• _Task objective_: Output the following lines with no changes: begin at the line that contains "sidebar-item-barcode[interactable]: ||||| <box>8" and stop after the line that contains "field-search-input[interactable]: ⌕ 金额".

• _Bounding box entries_:
* START *

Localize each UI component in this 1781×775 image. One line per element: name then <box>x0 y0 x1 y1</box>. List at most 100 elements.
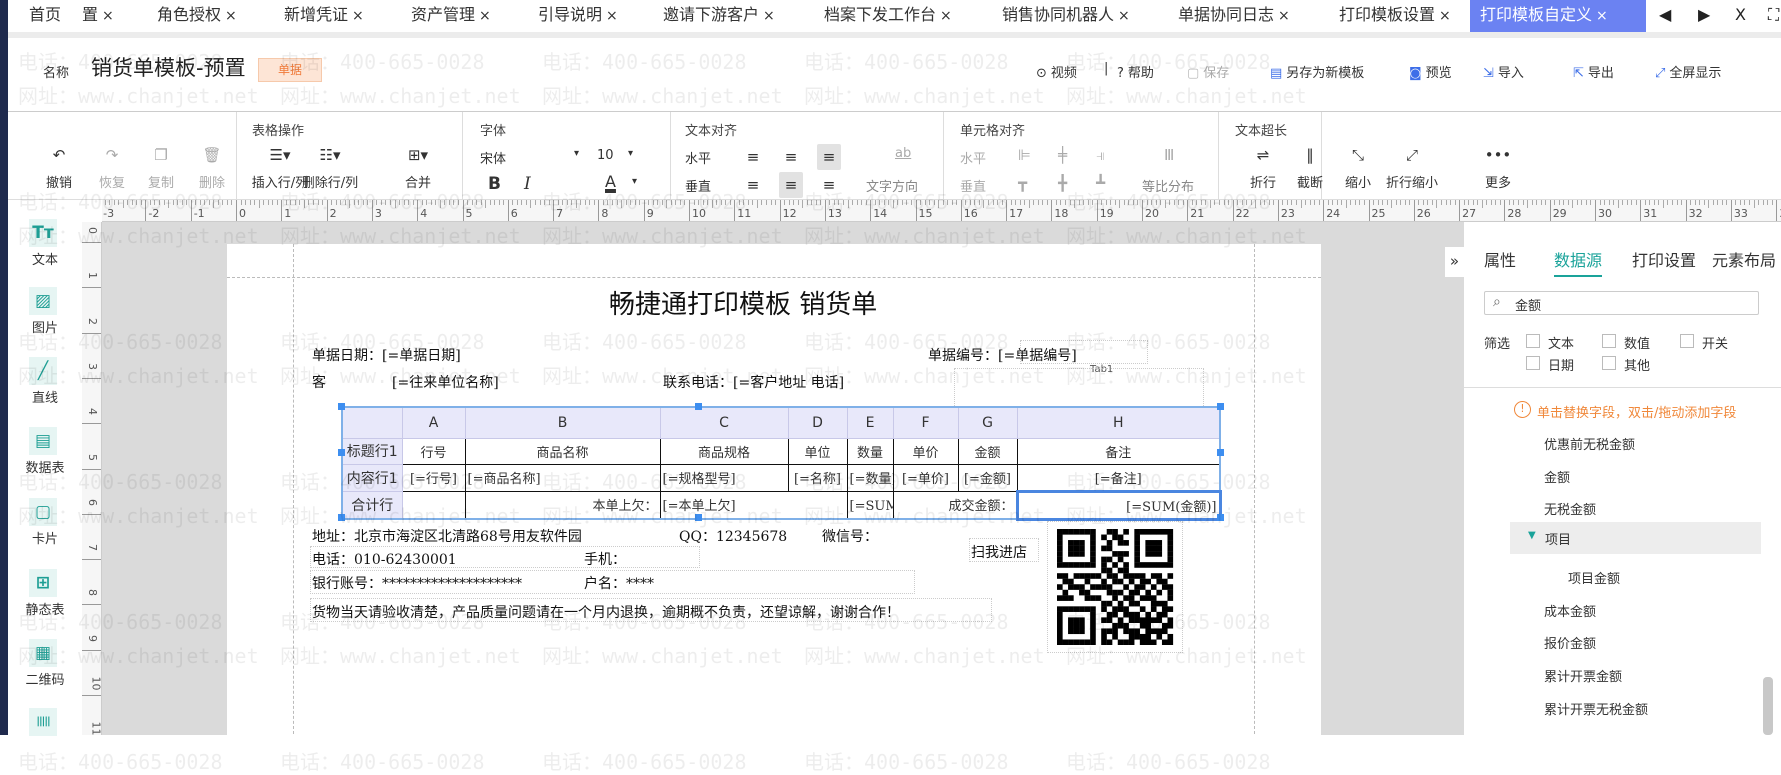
sidebar-item-barcode[interactable]: ||||| <box>8 708 82 768</box>
checkbox[interactable] <box>1602 356 1616 370</box>
table-cell[interactable]: 成交金额： <box>893 491 1017 519</box>
align-left-icon[interactable]: ≡ <box>741 144 765 170</box>
column-header[interactable]: C <box>660 407 788 438</box>
filter-checkbox-2[interactable]: 开关 <box>1680 333 1750 353</box>
field-search-input[interactable]: ⌕ 金额 <box>1484 291 1759 315</box>
resize-handle[interactable] <box>338 514 345 521</box>
close-icon[interactable]: × <box>225 8 237 24</box>
sidebar-item-data-table[interactable]: ▤数据表 <box>8 427 82 487</box>
row-header[interactable]: 内容行1 <box>342 464 402 491</box>
delete-button[interactable]: 🗑删除 <box>182 142 242 192</box>
tab-1[interactable]: 置× <box>82 0 114 32</box>
wrap-shrink-button[interactable]: ⤢折行缩小 <box>1382 142 1442 192</box>
sidebar-item-card[interactable]: ▢卡片 <box>8 498 82 558</box>
tab-0[interactable]: 首页 <box>29 0 61 32</box>
checkbox[interactable] <box>1526 356 1540 370</box>
cell-align-middle-icon[interactable]: ╋ <box>1058 174 1067 192</box>
contact-field[interactable]: 联系电话：[=客户地址 电话] <box>663 372 844 392</box>
table-cell[interactable]: 本单上欠： <box>465 491 660 519</box>
field-item[interactable]: 报价金额 <box>1544 633 1596 652</box>
field-item[interactable]: 优惠前无税金额 <box>1544 434 1635 453</box>
video-button[interactable]: ⊙视频 <box>1036 62 1077 81</box>
table-cell[interactable]: [=SUM(数 <box>847 491 893 519</box>
customer-label[interactable]: 客 <box>312 372 326 392</box>
distribute-icon[interactable]: Ⅲ <box>1164 146 1174 164</box>
close-icon[interactable]: × <box>352 8 364 24</box>
design-canvas[interactable]: 畅捷通打印模板 销货单 单据日期：[=单据日期] 单据编号：[=单据编号] Ta… <box>102 222 1464 735</box>
column-header[interactable]: H <box>1017 407 1220 438</box>
table-cell[interactable]: [=商品名称] <box>465 464 660 491</box>
qq-field[interactable]: QQ：12345678 <box>679 526 787 546</box>
field-group-項目[interactable]: ▼项目 <box>1510 522 1761 554</box>
tab-prev-icon[interactable]: ◀ <box>1659 0 1671 32</box>
account-name-field[interactable]: 户名：**** <box>584 573 654 593</box>
column-header[interactable]: D <box>788 407 847 438</box>
align-center-icon[interactable]: ≡ <box>779 144 803 170</box>
tab-11[interactable]: 打印模板自定义× <box>1470 0 1646 32</box>
doc-date-field[interactable]: 单据日期：[=单据日期] <box>312 345 461 365</box>
resize-handle[interactable] <box>695 514 702 521</box>
fullscreen-button[interactable]: ⤢全屏显示 <box>1655 62 1721 81</box>
chevron-down-icon[interactable]: ▾ <box>628 148 633 159</box>
customer-field[interactable]: [=往来单位名称] <box>392 372 499 392</box>
tab-close-all-icon[interactable]: X <box>1735 0 1746 32</box>
close-icon[interactable]: × <box>1596 8 1608 24</box>
tab-7[interactable]: 档案下发工作台× <box>824 0 952 32</box>
field-item[interactable]: 金额 <box>1544 467 1570 486</box>
help-button[interactable]: ?帮助 <box>1117 62 1154 81</box>
field-item[interactable]: 项目金额 <box>1568 568 1620 587</box>
font-size-select[interactable]: 10 <box>597 148 614 163</box>
align-right-icon[interactable]: ≡ <box>817 144 841 170</box>
wechat-field[interactable]: 微信号： <box>822 526 878 546</box>
sidebar-item-qrcode[interactable]: ▦二维码 <box>8 639 82 699</box>
data-table[interactable]: ABCDEFGH标题行1行号商品名称商品规格单位数量单价金额备注内容行1[=行号… <box>341 406 1222 521</box>
undo-button[interactable]: ↶撤销 <box>29 142 89 192</box>
column-header[interactable]: A <box>402 407 465 438</box>
panel-tab-1[interactable]: 数据源 <box>1554 247 1602 277</box>
align-middle-icon[interactable]: ≡ <box>779 172 803 198</box>
close-icon[interactable]: × <box>1118 8 1130 24</box>
cell-align-top-icon[interactable]: ┳ <box>1018 174 1027 192</box>
row-header[interactable]: 合计行 <box>342 491 402 519</box>
resize-handle[interactable] <box>338 449 345 456</box>
font-color-button[interactable]: A <box>605 172 616 191</box>
cell-align-right-icon[interactable]: ⫣ <box>1096 146 1105 164</box>
italic-button[interactable]: I <box>524 174 531 194</box>
close-icon[interactable]: × <box>102 8 114 24</box>
save-as-new-template-button[interactable]: ▤另存为新模板 <box>1270 62 1364 81</box>
close-icon[interactable]: × <box>479 8 491 24</box>
checkbox[interactable] <box>1526 334 1540 348</box>
font-family-select[interactable]: 宋体 <box>480 148 506 167</box>
text-direction-icon[interactable]: ab <box>895 146 911 161</box>
more-button[interactable]: •••更多 <box>1468 142 1528 192</box>
tab-10[interactable]: 打印模板设置× <box>1339 0 1451 32</box>
resize-handle[interactable] <box>1217 514 1224 521</box>
tab-2[interactable]: 角色授权× <box>157 0 237 32</box>
field-item[interactable]: 累计开票金额 <box>1544 666 1622 685</box>
table-cell[interactable]: 金额 <box>958 438 1017 464</box>
tab-4[interactable]: 资产管理× <box>411 0 491 32</box>
table-cell[interactable]: 商品名称 <box>465 438 660 464</box>
table-cell[interactable]: [=金额] <box>958 464 1017 491</box>
row-header[interactable]: 标题行1 <box>342 438 402 464</box>
column-header[interactable]: F <box>893 407 958 438</box>
chevron-down-icon[interactable]: ▾ <box>574 148 579 159</box>
table-cell[interactable]: 商品规格 <box>660 438 788 464</box>
panel-tab-3[interactable]: 元素布局 <box>1712 247 1776 271</box>
tab-6[interactable]: 邀请下游客户× <box>663 0 775 32</box>
panel-tab-0[interactable]: 属性 <box>1484 247 1516 271</box>
table-cell[interactable]: 单价 <box>893 438 958 464</box>
resize-handle[interactable] <box>695 403 702 410</box>
field-item[interactable]: 累计开票无税金额 <box>1544 699 1648 718</box>
align-top-icon[interactable]: ≡ <box>741 172 765 198</box>
checkbox[interactable] <box>1602 334 1616 348</box>
checkbox[interactable] <box>1680 334 1694 348</box>
save-button[interactable]: ▢保存 <box>1187 62 1229 81</box>
table-cell[interactable]: [=规格型号] <box>660 464 788 491</box>
filter-checkbox-3[interactable]: 日期 <box>1526 355 1596 375</box>
shrink-button[interactable]: ⤡缩小 <box>1328 142 1388 192</box>
table-cell[interactable]: [=SUM(金额)] <box>1017 491 1220 519</box>
table-cell[interactable]: 单位 <box>788 438 847 464</box>
close-icon[interactable]: × <box>606 8 618 24</box>
import-button[interactable]: ⇲导入 <box>1483 62 1524 81</box>
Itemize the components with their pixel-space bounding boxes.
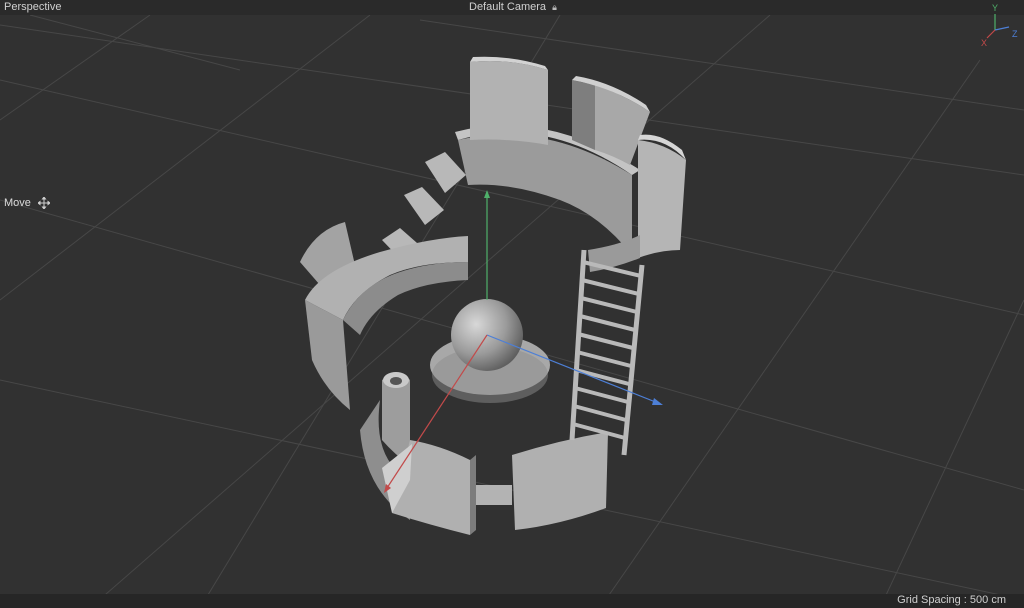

* END *

• _Written solution_:
sidebar-item-barcode[interactable]: ||||| <box>8 708 82 768</box>
checkbox[interactable] <box>1602 356 1616 370</box>
table-cell[interactable]: 成交金额： <box>893 491 1017 519</box>
align-left-icon[interactable]: ≡ <box>741 144 765 170</box>
column-header[interactable]: C <box>660 407 788 438</box>
filter-checkbox-2[interactable]: 开关 <box>1680 333 1750 353</box>
field-search-input[interactable]: ⌕ 金额 <box>1484 291 1759 315</box>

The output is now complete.